▸ **TASK TO COMPLETE**
Using the records below, count the lines with "this" in them. Give the number only.

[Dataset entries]
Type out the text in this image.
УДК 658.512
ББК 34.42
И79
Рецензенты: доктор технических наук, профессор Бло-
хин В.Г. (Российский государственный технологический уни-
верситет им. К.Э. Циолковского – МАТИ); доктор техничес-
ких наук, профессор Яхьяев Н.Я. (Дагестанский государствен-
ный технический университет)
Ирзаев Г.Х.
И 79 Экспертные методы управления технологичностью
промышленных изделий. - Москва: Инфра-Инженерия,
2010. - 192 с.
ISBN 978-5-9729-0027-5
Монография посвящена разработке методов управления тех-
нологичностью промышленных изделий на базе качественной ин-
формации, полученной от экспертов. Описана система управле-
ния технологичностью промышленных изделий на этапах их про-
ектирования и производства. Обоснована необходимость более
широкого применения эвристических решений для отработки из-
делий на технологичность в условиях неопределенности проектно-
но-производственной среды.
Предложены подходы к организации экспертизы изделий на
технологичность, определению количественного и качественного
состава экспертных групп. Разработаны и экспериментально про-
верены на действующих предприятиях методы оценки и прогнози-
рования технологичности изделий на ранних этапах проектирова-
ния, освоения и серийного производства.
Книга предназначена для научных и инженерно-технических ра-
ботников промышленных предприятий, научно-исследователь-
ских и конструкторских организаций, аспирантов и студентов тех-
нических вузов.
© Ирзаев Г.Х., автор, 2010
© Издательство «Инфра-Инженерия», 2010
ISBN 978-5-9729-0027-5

==

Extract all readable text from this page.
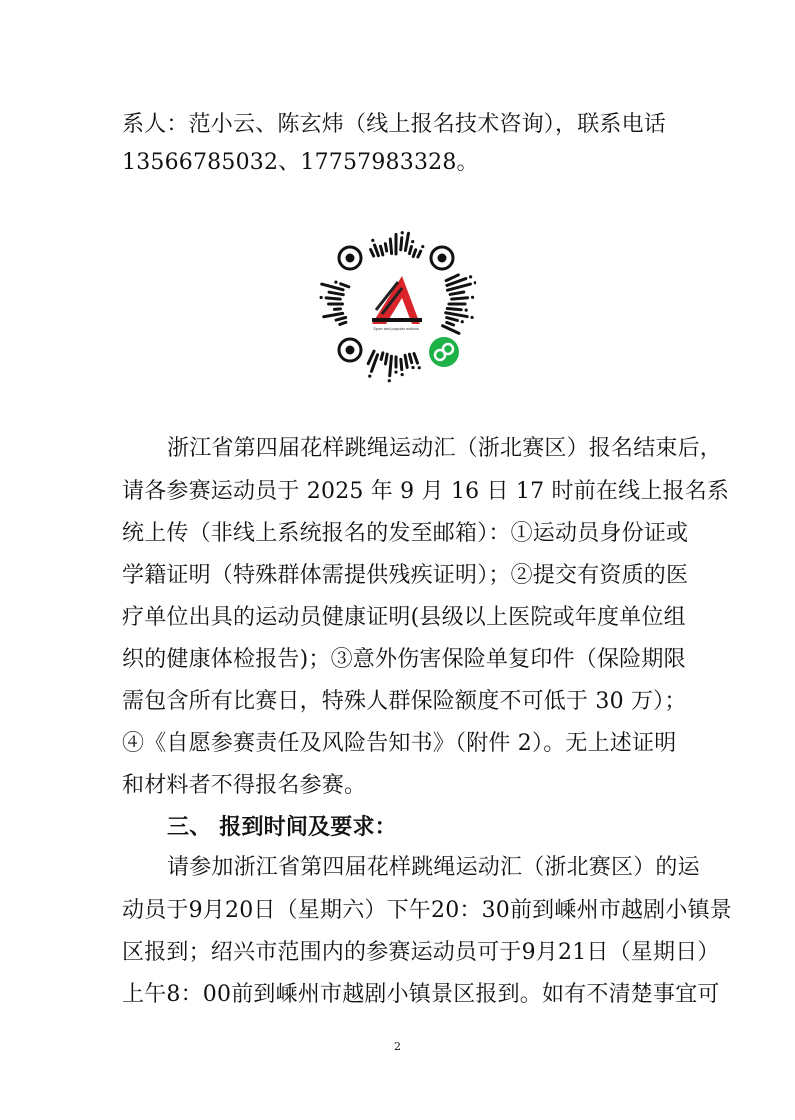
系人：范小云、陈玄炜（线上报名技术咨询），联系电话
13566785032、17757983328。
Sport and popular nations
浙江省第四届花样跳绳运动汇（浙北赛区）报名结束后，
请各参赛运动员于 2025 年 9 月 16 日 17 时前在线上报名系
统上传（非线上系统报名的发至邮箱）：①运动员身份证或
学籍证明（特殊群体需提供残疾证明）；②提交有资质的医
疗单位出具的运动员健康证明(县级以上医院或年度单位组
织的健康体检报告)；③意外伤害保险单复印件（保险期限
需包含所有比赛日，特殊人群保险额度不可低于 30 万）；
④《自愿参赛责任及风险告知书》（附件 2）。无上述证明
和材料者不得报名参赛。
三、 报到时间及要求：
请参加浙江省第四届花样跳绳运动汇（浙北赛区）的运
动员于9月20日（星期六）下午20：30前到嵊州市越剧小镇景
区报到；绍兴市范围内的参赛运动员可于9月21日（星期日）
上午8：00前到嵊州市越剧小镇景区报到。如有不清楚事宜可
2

▸ **WRITTEN SOLUTION**
2